= Texte source =

################

L’Union Européenne comme la Chine sont des acteurs majeurs du commerce mondial. Selon Eurostat1, en 2018, les échanges extérieurs de biens de l’UE-27 ont représenté un peu plus de 3’900 milliards d’euros, soit 50 milliards de plus que la Chine et 340 milliards de plus que les Etats-Unis – L’UE étant un exportateur net. La Chine est par ailleurs devenue le premier partenaire commercial de l’Union Européenne. C’est dire si elle est incontournable et ne saurait être tenue à l’écart des circuits mondiaux. Par l’accord conclu en décembre – sur la table depuis 2013 - l’Europe entend donc obtenir de la Chine un meilleur accès pour les investissements de ses entreprises dans les secteurs tels que la finance, l’industrie, les télecom et certains services. La Chine s’est par ailleurs engagée à réduire les émissions de gaz à effet de serre, entrant ainsi dans le cadre de la Cop 21. Une promesse de coopération et de rééquilibrage qu’il est sans doute difficile d’ignorer.

Mais ces relations sont teintées d’une méfiance croissante. A la lumière de la crise pandémique, comment imaginer que la Chine se montrera plus transparente et loyale? Et comment concilier les principes de respect des droits humains que l’UE entend faire progresser, avec les nécessités de s’assurer des déboucher commerciaux? La Commission européenne insiste sur l’instauration d’un dialogue arbitral régulier et conserve de toute façon les moyens de mettre en œuvre de manière unilatérale des sanctions en cas de non-respect des engagements pris.  Le marathon du Brexit ne lui confère-t-il pas une certaine crédibilité quant à sa capacité à conduire et maintenir un front uni? L’Europe s’est-elle pour autant éloignée des Etats-Unis? Le triomphalisme de l’Empire du Milieu est certainement prématuré et exagéré. L’Europe a connu d’autres périodes d’escarmouches commerciales avec l’Amérique, elle ne s’en est pas séparée pour autant. Mais les évènements récents font craindre que le nouveau Président soit accaparé par les questions intérieures. Il reviendra pourtant aux deux alliés traditionnels de repenser et de rebatir les relations commerciales internationales, dont les institutions ont été mises à mal par l’Administration Trump.

Le poids croissant de la Chine dans les investissements directs et financiers mondiaux ne peut qu’inciter à retrouver les voies et moyens de relations stratégiques et commerciales plus équilibrées.

Dans ce domaine l’Union européenne a elle aussi des arguments à faire valoir.

################

= Entrées =
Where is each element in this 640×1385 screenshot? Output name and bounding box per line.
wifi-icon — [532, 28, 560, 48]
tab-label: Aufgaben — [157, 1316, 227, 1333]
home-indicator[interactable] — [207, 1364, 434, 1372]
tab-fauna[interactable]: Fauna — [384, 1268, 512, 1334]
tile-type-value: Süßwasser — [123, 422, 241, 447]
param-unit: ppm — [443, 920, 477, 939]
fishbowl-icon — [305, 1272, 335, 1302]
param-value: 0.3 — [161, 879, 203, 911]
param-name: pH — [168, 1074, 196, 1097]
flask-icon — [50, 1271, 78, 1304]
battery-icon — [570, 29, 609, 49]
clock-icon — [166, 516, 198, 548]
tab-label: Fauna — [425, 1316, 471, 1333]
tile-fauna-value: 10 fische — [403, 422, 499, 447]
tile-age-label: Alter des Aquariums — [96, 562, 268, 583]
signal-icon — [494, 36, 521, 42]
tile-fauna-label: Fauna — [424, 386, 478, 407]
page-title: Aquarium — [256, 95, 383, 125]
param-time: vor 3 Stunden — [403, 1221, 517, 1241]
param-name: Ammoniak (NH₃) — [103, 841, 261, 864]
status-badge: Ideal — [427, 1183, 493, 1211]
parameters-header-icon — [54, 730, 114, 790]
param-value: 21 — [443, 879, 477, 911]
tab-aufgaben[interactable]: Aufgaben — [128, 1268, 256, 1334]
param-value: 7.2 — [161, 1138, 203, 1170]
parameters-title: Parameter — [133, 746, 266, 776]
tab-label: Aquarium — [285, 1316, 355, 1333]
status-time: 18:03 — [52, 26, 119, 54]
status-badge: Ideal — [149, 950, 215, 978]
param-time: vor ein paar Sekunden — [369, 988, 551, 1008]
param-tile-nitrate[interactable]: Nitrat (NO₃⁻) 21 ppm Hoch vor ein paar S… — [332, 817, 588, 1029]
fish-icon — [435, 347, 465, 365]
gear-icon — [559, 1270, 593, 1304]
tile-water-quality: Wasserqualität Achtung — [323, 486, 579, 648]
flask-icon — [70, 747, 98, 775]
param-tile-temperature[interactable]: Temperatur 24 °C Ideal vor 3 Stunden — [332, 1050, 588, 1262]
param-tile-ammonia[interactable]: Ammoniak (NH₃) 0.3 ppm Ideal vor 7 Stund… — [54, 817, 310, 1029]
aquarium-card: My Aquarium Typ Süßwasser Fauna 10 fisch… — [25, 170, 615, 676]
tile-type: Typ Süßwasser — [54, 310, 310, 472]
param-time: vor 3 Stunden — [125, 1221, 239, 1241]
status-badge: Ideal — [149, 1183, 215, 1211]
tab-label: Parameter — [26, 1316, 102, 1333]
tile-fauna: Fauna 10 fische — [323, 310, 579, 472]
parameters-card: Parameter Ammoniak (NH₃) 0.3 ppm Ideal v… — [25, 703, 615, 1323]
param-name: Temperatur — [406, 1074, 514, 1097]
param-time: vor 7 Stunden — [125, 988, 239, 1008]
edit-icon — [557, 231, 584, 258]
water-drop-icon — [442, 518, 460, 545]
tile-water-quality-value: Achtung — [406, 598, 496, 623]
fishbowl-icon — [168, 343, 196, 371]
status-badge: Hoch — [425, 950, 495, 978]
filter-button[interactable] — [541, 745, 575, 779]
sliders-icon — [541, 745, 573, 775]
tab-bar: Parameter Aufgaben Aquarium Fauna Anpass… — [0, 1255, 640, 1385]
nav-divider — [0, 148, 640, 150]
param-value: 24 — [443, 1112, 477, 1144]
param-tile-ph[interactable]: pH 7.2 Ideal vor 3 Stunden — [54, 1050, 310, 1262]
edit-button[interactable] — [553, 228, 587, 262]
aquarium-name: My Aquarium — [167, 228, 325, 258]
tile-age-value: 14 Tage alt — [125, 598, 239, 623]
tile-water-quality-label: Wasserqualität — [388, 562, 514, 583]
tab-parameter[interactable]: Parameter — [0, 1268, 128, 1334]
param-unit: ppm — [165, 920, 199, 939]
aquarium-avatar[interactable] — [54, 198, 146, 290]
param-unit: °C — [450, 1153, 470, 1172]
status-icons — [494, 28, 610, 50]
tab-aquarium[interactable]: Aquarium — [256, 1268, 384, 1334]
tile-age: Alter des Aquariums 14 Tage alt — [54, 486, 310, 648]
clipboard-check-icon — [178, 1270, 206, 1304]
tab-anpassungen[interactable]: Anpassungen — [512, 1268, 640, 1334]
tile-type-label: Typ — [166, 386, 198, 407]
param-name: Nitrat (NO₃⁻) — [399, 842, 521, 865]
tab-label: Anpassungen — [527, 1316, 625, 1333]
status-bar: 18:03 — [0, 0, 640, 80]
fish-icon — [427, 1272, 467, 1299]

################

= Consignes de la tâche =
D'après le texte source, depuis quelle année l'accord conclu en décembre entre l'Europe et la Chine était-il sur la table ?

= Réponse attendue =
Depuis 2013.